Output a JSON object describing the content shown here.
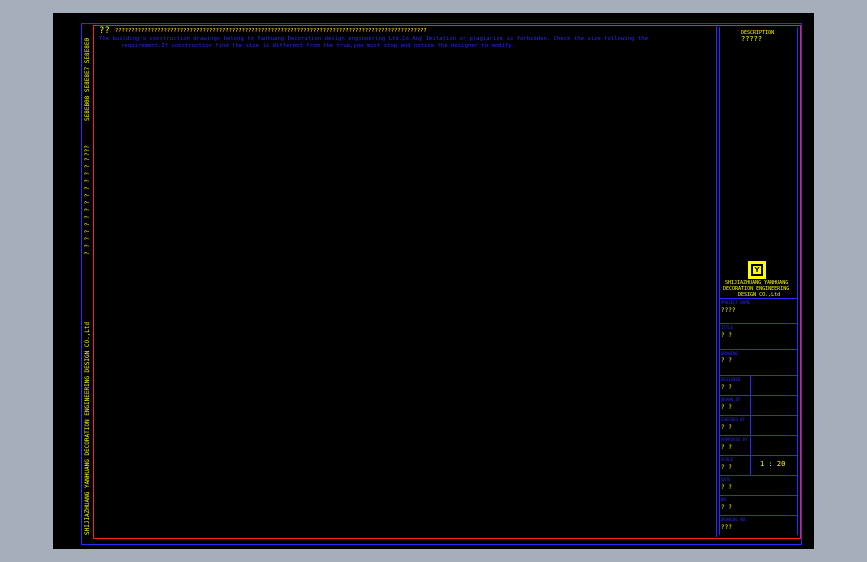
{
  "colors": {
    "background": "#000000",
    "frame_outer": "#2a2aff",
    "frame_inner": "#ff2020",
    "text": "#ffff00",
    "note": "#2a2aff"
  },
  "header": {
    "mark": "??",
    "title_line": "????????????????????????????????????????????????????????????????????????????????????????????????",
    "note_1": "The building's construction drawings belong to Yanhuang Decoration design engineering Ltd.Co.Any Imitation or plagiarize is forbidden. Check the size following the",
    "note_2": "requirement.If construction find the size is different from the true,you must stop and notice the designer to modify."
  },
  "left_strip": {
    "text_1": "SE8EB08 SE8E8E7 SE8E8E0",
    "text_2": "???",
    "text_3": "? ? ? ? ? ? ? ? ? ? ? ? ? ?",
    "text_4": "SHIJIAZHUANG YANHUANG DECORATION ENGINEERING DESIGN CO.,Ltd"
  },
  "title_block": {
    "description_label": "DESCRIPTION",
    "description_value": "?????",
    "logo_letter": "Y",
    "company_1": "SHIJIAZHUANG YANHUANG",
    "company_2": "DECORATION ENGINEERING",
    "company_3": "DESIGN CO.,Ltd",
    "rows": [
      {
        "label": "PROJECT NAME",
        "value": "????"
      },
      {
        "label": "TITLE",
        "value": "? ?"
      },
      {
        "label": "DRAWING",
        "value": "? ?"
      },
      {
        "label": "DESIGNED",
        "value": "? ?"
      },
      {
        "label": "DRAWN BY",
        "value": "? ?"
      },
      {
        "label": "CHECKED BY",
        "value": "? ?"
      },
      {
        "label": "APPROVED BY",
        "value": "? ?"
      },
      {
        "label": "SCALE",
        "value": "? ?"
      },
      {
        "label": "DATE",
        "value": "? ?"
      },
      {
        "label": "NO.",
        "value": "? ?"
      },
      {
        "label": "DRAWING NO.",
        "value": "???"
      }
    ],
    "scale_value": "1 : 20"
  }
}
......
Work required >>
Give the data again exactly as written, with all pictures left out.

Solution to this problem >>
Output a JSON object describing the content shown here.
{
  "colors": {
    "background": "#000000",
    "frame_outer": "#2a2aff",
    "frame_inner": "#ff2020",
    "text": "#ffff00",
    "note": "#2a2aff"
  },
  "header": {
    "mark": "??",
    "title_line": "????????????????????????????????????????????????????????????????????????????????????????????????",
    "note_1": "The building's construction drawings belong to Yanhuang Decoration design engineering Ltd.Co.Any Imitation or plagiarize is forbidden. Check the size following the",
    "note_2": "requirement.If construction find the size is different from the true,you must stop and notice the designer to modify."
  },
  "left_strip": {
    "text_1": "SE8EB08 SE8E8E7 SE8E8E0",
    "text_2": "???",
    "text_3": "? ? ? ? ? ? ? ? ? ? ? ? ? ?",
    "text_4": "SHIJIAZHUANG YANHUANG DECORATION ENGINEERING DESIGN CO.,Ltd"
  },
  "title_block": {
    "description_label": "DESCRIPTION",
    "description_value": "?????",
    "logo_letter": "Y",
    "company_1": "SHIJIAZHUANG YANHUANG",
    "company_2": "DECORATION ENGINEERING",
    "company_3": "DESIGN CO.,Ltd",
    "rows": [
      {
        "label": "PROJECT NAME",
        "value": "????"
      },
      {
        "label": "TITLE",
        "value": "? ?"
      },
      {
        "label": "DRAWING",
        "value": "? ?"
      },
      {
        "label": "DESIGNED",
        "value": "? ?"
      },
      {
        "label": "DRAWN BY",
        "value": "? ?"
      },
      {
        "label": "CHECKED BY",
        "value": "? ?"
      },
      {
        "label": "APPROVED BY",
        "value": "? ?"
      },
      {
        "label": "SCALE",
        "value": "? ?"
      },
      {
        "label": "DATE",
        "value": "? ?"
      },
      {
        "label": "NO.",
        "value": "? ?"
      },
      {
        "label": "DRAWING NO.",
        "value": "???"
      }
    ],
    "scale_value": "1 : 20"
  }
}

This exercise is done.